## START Task data

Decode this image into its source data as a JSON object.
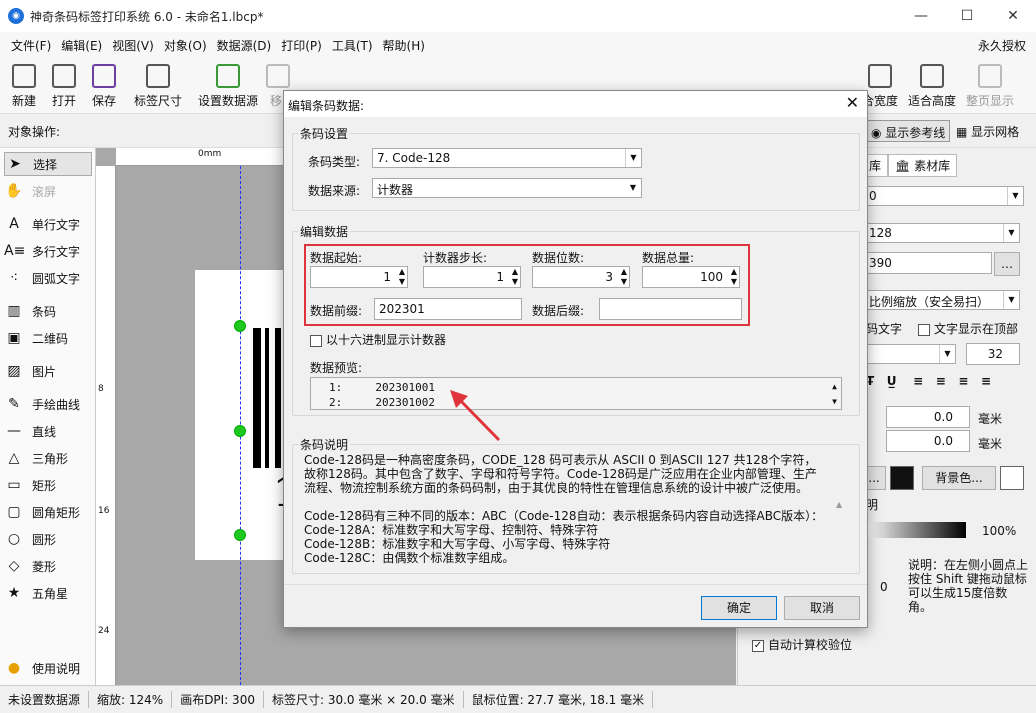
{
  "window": {
    "title": "神奇条码标签打印系统 6.0 - 未命名1.lbcp*",
    "min": "—",
    "max": "☐",
    "close": "✕",
    "logo": "◉"
  },
  "menu": {
    "items": [
      "文件(F)",
      "编辑(E)",
      "视图(V)",
      "对象(O)",
      "数据源(D)",
      "打印(P)",
      "工具(T)",
      "帮助(H)"
    ],
    "license": "永久授权"
  },
  "toolbar": {
    "new": "新建",
    "open": "打开",
    "save": "保存",
    "label_size": "标签尺寸",
    "set_datasource": "设置数据源",
    "remove": "移",
    "fit_width": "合宽度",
    "fit_height": "适合高度",
    "whole_page": "整页显示"
  },
  "objbar": {
    "label": "对象操作:",
    "show_ref": "显示参考线",
    "show_grid": "显示网格"
  },
  "tools": [
    "选择",
    "滚屏",
    "单行文字",
    "多行文字",
    "圆弧文字",
    "条码",
    "二维码",
    "图片",
    "手绘曲线",
    "直线",
    "三角形",
    "矩形",
    "圆角矩形",
    "圆形",
    "菱形",
    "五角星",
    "使用说明"
  ],
  "ruler": {
    "h0": "0mm",
    "v8": "8",
    "v16": "16",
    "v24": "24"
  },
  "canvas": {
    "label_text": "1"
  },
  "right": {
    "tab1": "库",
    "tab2": "素材库",
    "combo1": "0",
    "combo2": "128",
    "field1": "390",
    "scale": "比例缩放（安全易扫）",
    "code_text": "码文字",
    "text_top": "文字显示在顶部",
    "font_size": "32",
    "v1": "0.0",
    "unit1": "毫米",
    "v2": "0.0",
    "unit2": "毫米",
    "fg_btn": "...",
    "bg_btn": "背景色...",
    "ming": "明",
    "pct": "100%",
    "zero": "0",
    "hint": "说明：在左侧小圆点上按住 Shift 键拖动鼠标可以生成15度倍数角。",
    "auto_check": "自动计算校验位"
  },
  "status": {
    "datasource": "未设置数据源",
    "zoom": "缩放: 124%",
    "dpi": "画布DPI: 300",
    "size": "标签尺寸: 30.0 毫米 × 20.0 毫米",
    "mouse": "鼠标位置: 27.7 毫米, 18.1 毫米"
  },
  "dialog": {
    "title": "编辑条码数据:",
    "barcode_settings": "条码设置",
    "type_label": "条码类型:",
    "type_value": "7. Code-128",
    "source_label": "数据来源:",
    "source_value": "计数器",
    "edit_data": "编辑数据",
    "start_label": "数据起始:",
    "start_value": "1",
    "step_label": "计数器步长:",
    "step_value": "1",
    "digits_label": "数据位数:",
    "digits_value": "3",
    "total_label": "数据总量:",
    "total_value": "100",
    "prefix_label": "数据前缀:",
    "prefix_value": "202301",
    "suffix_label": "数据后缀:",
    "suffix_value": "",
    "hex_label": "以十六进制显示计数器",
    "preview_label": "数据预览:",
    "preview_rows": [
      "1:     202301001",
      "2:     202301002"
    ],
    "desc_title": "条码说明",
    "desc_text": "Code-128码是一种高密度条码，CODE_128 码可表示从 ASCII 0 到ASCII 127 共128个字符，故称128码。其中包含了数字、字母和符号字符。Code-128码是广泛应用在企业内部管理、生产流程、物流控制系统方面的条码码制，由于其优良的特性在管理信息系统的设计中被广泛使用。\n\nCode-128码有三种不同的版本：ABC（Code-128自动：表示根据条码内容自动选择ABC版本）：\nCode-128A：标准数字和大写字母、控制符、特殊字符\nCode-128B：标准数字和大写字母、小写字母、特殊字符\nCode-128C：由偶数个标准数字组成。",
    "ok": "确定",
    "cancel": "取消"
  },
  "colors": {
    "highlight": "#e0343c",
    "accent": "#1e6fd9"
  }
}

## END Task data

What the exercise asks –
Quote the data exactly, leaving every image out of the copy.

Response below –
Decode this image into its source data as a JSON object.
{
  "window": {
    "title": "神奇条码标签打印系统 6.0 - 未命名1.lbcp*",
    "min": "—",
    "max": "☐",
    "close": "✕",
    "logo": "◉"
  },
  "menu": {
    "items": [
      "文件(F)",
      "编辑(E)",
      "视图(V)",
      "对象(O)",
      "数据源(D)",
      "打印(P)",
      "工具(T)",
      "帮助(H)"
    ],
    "license": "永久授权"
  },
  "toolbar": {
    "new": "新建",
    "open": "打开",
    "save": "保存",
    "label_size": "标签尺寸",
    "set_datasource": "设置数据源",
    "remove": "移",
    "fit_width": "合宽度",
    "fit_height": "适合高度",
    "whole_page": "整页显示"
  },
  "objbar": {
    "label": "对象操作:",
    "show_ref": "显示参考线",
    "show_grid": "显示网格"
  },
  "tools": [
    "选择",
    "滚屏",
    "单行文字",
    "多行文字",
    "圆弧文字",
    "条码",
    "二维码",
    "图片",
    "手绘曲线",
    "直线",
    "三角形",
    "矩形",
    "圆角矩形",
    "圆形",
    "菱形",
    "五角星",
    "使用说明"
  ],
  "ruler": {
    "h0": "0mm",
    "v8": "8",
    "v16": "16",
    "v24": "24"
  },
  "canvas": {
    "label_text": "1"
  },
  "right": {
    "tab1": "库",
    "tab2": "素材库",
    "combo1": "0",
    "combo2": "128",
    "field1": "390",
    "scale": "比例缩放（安全易扫）",
    "code_text": "码文字",
    "text_top": "文字显示在顶部",
    "font_size": "32",
    "v1": "0.0",
    "unit1": "毫米",
    "v2": "0.0",
    "unit2": "毫米",
    "fg_btn": "...",
    "bg_btn": "背景色...",
    "ming": "明",
    "pct": "100%",
    "zero": "0",
    "hint": "说明：在左侧小圆点上按住 Shift 键拖动鼠标可以生成15度倍数角。",
    "auto_check": "自动计算校验位"
  },
  "status": {
    "datasource": "未设置数据源",
    "zoom": "缩放: 124%",
    "dpi": "画布DPI: 300",
    "size": "标签尺寸: 30.0 毫米 × 20.0 毫米",
    "mouse": "鼠标位置: 27.7 毫米, 18.1 毫米"
  },
  "dialog": {
    "title": "编辑条码数据:",
    "barcode_settings": "条码设置",
    "type_label": "条码类型:",
    "type_value": "7. Code-128",
    "source_label": "数据来源:",
    "source_value": "计数器",
    "edit_data": "编辑数据",
    "start_label": "数据起始:",
    "start_value": "1",
    "step_label": "计数器步长:",
    "step_value": "1",
    "digits_label": "数据位数:",
    "digits_value": "3",
    "total_label": "数据总量:",
    "total_value": "100",
    "prefix_label": "数据前缀:",
    "prefix_value": "202301",
    "suffix_label": "数据后缀:",
    "suffix_value": "",
    "hex_label": "以十六进制显示计数器",
    "preview_label": "数据预览:",
    "preview_rows": [
      "1:     202301001",
      "2:     202301002"
    ],
    "desc_title": "条码说明",
    "desc_text": "Code-128码是一种高密度条码，CODE_128 码可表示从 ASCII 0 到ASCII 127 共128个字符，故称128码。其中包含了数字、字母和符号字符。Code-128码是广泛应用在企业内部管理、生产流程、物流控制系统方面的条码码制，由于其优良的特性在管理信息系统的设计中被广泛使用。\n\nCode-128码有三种不同的版本：ABC（Code-128自动：表示根据条码内容自动选择ABC版本）：\nCode-128A：标准数字和大写字母、控制符、特殊字符\nCode-128B：标准数字和大写字母、小写字母、特殊字符\nCode-128C：由偶数个标准数字组成。",
    "ok": "确定",
    "cancel": "取消"
  },
  "colors": {
    "highlight": "#e0343c",
    "accent": "#1e6fd9"
  }
}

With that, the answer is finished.